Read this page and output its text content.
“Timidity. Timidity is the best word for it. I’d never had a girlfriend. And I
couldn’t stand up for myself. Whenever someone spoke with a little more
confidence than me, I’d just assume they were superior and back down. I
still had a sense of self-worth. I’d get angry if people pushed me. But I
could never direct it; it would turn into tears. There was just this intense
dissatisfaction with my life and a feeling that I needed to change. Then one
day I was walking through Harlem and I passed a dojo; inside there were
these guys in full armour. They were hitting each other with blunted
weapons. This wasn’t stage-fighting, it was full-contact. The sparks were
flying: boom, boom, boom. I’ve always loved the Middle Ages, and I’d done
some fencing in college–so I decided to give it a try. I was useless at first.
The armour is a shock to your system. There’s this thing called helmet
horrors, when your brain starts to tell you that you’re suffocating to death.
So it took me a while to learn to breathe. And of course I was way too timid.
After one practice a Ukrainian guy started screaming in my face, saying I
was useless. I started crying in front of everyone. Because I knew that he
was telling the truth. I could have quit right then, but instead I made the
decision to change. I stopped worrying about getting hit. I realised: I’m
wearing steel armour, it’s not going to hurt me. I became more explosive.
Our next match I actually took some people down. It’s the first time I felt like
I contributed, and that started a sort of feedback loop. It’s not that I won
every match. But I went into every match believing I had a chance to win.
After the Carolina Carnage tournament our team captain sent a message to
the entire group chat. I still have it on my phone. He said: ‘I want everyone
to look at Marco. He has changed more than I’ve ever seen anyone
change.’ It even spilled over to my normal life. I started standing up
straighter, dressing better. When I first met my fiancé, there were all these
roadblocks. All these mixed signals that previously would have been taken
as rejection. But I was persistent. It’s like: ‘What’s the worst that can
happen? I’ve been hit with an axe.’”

***

Short task: Print out every entry, keeping each one exact.

Task response:
Read this page and output its text content.
“Timidity. Timidity is the best word for it. I’d never had a girlfriend. And I
couldn’t stand up for myself. Whenever someone spoke with a little more
confidence than me, I’d just assume they were superior and back down. I
still had a sense of self-worth. I’d get angry if people pushed me. But I
could never direct it; it would turn into tears. There was just this intense
dissatisfaction with my life and a feeling that I needed to change. Then one
day I was walking through Harlem and I passed a dojo; inside there were
these guys in full armour. They were hitting each other with blunted
weapons. This wasn’t stage-fighting, it was full-contact. The sparks were
flying: boom, boom, boom. I’ve always loved the Middle Ages, and I’d done
some fencing in college–so I decided to give it a try. I was useless at first.
The armour is a shock to your system. There’s this thing called helmet
horrors, when your brain starts to tell you that you’re suffocating to death.
So it took me a while to learn to breathe. And of course I was way too timid.
After one practice a Ukrainian guy started screaming in my face, saying I
was useless. I started crying in front of everyone. Because I knew that he
was telling the truth. I could have quit right then, but instead I made the
decision to change. I stopped worrying about getting hit. I realised: I’m
wearing steel armour, it’s not going to hurt me. I became more explosive.
Our next match I actually took some people down. It’s the first time I felt like
I contributed, and that started a sort of feedback loop. It’s not that I won
every match. But I went into every match believing I had a chance to win.
After the Carolina Carnage tournament our team captain sent a message to
the entire group chat. I still have it on my phone. He said: ‘I want everyone
to look at Marco. He has changed more than I’ve ever seen anyone
change.’ It even spilled over to my normal life. I started standing up
straighter, dressing better. When I first met my fiancé, there were all these
roadblocks. All these mixed signals that previously would have been taken
as rejection. But I was persistent. It’s like: ‘What’s the worst that can
happen? I’ve been hit with an axe.’”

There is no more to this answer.